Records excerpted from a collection
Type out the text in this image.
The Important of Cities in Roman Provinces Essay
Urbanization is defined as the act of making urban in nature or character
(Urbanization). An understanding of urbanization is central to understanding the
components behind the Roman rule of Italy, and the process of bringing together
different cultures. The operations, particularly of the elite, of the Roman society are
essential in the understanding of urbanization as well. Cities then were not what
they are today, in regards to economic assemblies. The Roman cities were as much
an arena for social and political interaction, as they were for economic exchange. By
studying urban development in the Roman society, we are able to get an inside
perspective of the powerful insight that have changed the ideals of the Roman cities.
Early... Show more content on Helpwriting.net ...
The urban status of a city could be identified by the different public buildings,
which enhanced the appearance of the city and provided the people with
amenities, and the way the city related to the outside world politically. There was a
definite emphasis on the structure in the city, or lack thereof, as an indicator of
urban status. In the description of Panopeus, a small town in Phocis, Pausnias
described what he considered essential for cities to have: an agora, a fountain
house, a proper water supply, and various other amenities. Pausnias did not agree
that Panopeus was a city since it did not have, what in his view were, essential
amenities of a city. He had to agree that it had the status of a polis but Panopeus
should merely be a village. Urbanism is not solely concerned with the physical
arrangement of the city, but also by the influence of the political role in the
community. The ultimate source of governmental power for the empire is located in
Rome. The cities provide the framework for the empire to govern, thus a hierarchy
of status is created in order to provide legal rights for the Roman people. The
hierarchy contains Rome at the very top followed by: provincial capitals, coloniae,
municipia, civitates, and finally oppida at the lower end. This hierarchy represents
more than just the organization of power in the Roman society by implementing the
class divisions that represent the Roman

Set task: Output the listing above without altering a single character.

Final answer:
Type out the text in this image.
The Important of Cities in Roman Provinces Essay
Urbanization is defined as the act of making urban in nature or character
(Urbanization). An understanding of urbanization is central to understanding the
components behind the Roman rule of Italy, and the process of bringing together
different cultures. The operations, particularly of the elite, of the Roman society are
essential in the understanding of urbanization as well. Cities then were not what
they are today, in regards to economic assemblies. The Roman cities were as much
an arena for social and political interaction, as they were for economic exchange. By
studying urban development in the Roman society, we are able to get an inside
perspective of the powerful insight that have changed the ideals of the Roman cities.
Early... Show more content on Helpwriting.net ...
The urban status of a city could be identified by the different public buildings,
which enhanced the appearance of the city and provided the people with
amenities, and the way the city related to the outside world politically. There was a
definite emphasis on the structure in the city, or lack thereof, as an indicator of
urban status. In the description of Panopeus, a small town in Phocis, Pausnias
described what he considered essential for cities to have: an agora, a fountain
house, a proper water supply, and various other amenities. Pausnias did not agree
that Panopeus was a city since it did not have, what in his view were, essential
amenities of a city. He had to agree that it had the status of a polis but Panopeus
should merely be a village. Urbanism is not solely concerned with the physical
arrangement of the city, but also by the influence of the political role in the
community. The ultimate source of governmental power for the empire is located in
Rome. The cities provide the framework for the empire to govern, thus a hierarchy
of status is created in order to provide legal rights for the Roman people. The
hierarchy contains Rome at the very top followed by: provincial capitals, coloniae,
municipia, civitates, and finally oppida at the lower end. This hierarchy represents
more than just the organization of power in the Roman society by implementing the
class divisions that represent the Roman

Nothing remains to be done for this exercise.